**GOAL OF THE EXERCISE**: State the number of lines below in which the word "toán" appears. Nothing else belongs in the answer.

^^^^

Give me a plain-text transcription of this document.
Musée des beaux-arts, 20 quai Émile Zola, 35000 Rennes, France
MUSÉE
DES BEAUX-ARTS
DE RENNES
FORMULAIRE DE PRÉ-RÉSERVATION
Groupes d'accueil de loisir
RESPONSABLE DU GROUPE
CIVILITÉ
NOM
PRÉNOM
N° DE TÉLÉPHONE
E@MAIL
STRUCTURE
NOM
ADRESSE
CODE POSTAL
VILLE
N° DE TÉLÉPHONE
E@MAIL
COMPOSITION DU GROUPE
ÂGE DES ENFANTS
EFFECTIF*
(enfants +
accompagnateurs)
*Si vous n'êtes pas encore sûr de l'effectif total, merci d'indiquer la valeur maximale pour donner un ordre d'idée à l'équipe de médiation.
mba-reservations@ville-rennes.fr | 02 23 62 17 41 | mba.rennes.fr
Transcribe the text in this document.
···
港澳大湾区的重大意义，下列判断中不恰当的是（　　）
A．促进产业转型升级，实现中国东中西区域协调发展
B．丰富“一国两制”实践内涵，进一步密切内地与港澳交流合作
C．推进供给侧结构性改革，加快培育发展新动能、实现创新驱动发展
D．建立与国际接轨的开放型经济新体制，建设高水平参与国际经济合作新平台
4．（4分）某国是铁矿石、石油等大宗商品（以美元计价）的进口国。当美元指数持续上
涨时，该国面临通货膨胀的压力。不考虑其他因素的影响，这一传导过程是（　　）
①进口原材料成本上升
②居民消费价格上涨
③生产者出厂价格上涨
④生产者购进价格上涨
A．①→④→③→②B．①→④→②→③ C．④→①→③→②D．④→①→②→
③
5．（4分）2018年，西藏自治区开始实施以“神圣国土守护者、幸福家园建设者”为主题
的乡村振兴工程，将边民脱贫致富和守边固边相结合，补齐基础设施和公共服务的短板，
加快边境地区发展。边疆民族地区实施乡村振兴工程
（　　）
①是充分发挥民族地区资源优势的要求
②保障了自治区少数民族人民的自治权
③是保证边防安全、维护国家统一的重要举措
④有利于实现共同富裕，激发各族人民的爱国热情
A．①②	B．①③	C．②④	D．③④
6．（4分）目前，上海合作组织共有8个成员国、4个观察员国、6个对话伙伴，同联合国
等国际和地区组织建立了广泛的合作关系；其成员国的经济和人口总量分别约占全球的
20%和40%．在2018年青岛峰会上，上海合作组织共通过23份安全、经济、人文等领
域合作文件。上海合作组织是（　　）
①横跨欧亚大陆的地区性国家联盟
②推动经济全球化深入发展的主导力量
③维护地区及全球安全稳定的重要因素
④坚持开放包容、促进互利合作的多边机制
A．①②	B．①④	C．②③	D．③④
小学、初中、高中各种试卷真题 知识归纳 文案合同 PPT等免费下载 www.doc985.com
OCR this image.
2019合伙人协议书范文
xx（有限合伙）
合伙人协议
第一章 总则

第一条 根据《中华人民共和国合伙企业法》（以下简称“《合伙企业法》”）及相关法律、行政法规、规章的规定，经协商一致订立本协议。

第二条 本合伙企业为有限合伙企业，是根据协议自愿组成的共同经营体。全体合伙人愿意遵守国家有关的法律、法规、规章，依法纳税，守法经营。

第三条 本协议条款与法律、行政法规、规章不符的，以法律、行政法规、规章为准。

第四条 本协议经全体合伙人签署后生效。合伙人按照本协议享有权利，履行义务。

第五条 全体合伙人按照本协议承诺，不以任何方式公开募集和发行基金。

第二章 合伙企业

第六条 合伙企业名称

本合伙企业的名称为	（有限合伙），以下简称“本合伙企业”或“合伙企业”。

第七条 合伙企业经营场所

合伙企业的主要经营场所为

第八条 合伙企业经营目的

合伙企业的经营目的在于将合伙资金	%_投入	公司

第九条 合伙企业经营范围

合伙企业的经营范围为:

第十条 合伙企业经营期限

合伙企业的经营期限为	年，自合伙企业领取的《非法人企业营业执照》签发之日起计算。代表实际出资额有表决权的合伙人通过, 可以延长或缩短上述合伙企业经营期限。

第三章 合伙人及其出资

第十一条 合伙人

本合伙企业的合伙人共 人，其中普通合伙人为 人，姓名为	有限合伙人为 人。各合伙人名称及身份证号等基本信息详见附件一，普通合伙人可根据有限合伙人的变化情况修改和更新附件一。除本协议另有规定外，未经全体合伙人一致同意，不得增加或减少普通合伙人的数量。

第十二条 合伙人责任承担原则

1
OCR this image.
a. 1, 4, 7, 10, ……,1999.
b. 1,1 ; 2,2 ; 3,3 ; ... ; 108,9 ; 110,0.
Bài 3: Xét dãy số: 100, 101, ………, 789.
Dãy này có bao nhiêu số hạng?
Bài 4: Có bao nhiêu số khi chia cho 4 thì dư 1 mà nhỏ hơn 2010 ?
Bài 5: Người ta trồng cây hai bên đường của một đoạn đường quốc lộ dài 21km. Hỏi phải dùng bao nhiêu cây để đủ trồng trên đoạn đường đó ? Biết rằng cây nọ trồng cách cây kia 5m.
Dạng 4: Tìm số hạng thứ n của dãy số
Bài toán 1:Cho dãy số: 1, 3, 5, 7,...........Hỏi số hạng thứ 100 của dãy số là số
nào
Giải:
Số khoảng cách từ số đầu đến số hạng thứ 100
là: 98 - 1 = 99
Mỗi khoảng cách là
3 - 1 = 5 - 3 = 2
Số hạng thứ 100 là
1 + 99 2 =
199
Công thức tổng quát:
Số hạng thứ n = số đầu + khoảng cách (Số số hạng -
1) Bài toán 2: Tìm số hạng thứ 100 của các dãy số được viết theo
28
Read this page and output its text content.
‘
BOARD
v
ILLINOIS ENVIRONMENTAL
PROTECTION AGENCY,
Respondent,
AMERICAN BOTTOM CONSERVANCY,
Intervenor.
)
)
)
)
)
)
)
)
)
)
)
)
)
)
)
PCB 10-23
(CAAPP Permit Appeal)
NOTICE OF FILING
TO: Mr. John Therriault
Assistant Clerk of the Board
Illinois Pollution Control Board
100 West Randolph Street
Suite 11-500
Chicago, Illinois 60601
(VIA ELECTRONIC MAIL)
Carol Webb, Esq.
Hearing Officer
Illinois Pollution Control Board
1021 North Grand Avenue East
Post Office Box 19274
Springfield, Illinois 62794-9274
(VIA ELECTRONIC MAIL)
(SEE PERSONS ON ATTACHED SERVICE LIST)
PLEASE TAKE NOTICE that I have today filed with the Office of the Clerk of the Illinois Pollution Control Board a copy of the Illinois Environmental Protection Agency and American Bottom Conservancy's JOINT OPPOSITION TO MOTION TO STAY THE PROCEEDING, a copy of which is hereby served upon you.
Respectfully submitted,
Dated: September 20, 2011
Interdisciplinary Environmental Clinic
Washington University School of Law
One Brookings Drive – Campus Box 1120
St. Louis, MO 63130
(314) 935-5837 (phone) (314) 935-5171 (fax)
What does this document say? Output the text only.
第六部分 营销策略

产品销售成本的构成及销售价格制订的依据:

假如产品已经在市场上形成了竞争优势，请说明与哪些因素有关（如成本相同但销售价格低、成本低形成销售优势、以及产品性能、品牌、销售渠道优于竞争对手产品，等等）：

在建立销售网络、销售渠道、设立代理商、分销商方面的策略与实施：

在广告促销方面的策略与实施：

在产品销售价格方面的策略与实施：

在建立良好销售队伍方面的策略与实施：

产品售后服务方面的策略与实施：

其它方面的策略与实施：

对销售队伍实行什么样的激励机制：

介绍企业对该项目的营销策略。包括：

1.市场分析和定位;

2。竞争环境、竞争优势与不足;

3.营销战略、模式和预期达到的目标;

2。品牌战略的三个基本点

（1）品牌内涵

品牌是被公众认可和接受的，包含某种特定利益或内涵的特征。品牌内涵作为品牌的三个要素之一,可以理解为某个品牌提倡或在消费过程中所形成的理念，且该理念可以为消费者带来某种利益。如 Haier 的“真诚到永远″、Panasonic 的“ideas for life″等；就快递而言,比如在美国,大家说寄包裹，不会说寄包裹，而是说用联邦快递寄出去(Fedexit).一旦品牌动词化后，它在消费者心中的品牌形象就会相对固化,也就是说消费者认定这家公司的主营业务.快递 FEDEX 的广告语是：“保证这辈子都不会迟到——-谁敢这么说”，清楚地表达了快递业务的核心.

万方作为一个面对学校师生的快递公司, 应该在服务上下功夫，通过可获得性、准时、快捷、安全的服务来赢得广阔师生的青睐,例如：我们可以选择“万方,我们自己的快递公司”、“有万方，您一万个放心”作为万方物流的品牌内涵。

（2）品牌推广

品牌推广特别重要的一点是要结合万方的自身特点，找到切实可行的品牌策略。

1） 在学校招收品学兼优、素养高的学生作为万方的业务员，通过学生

^^^^

**RESULT**: 2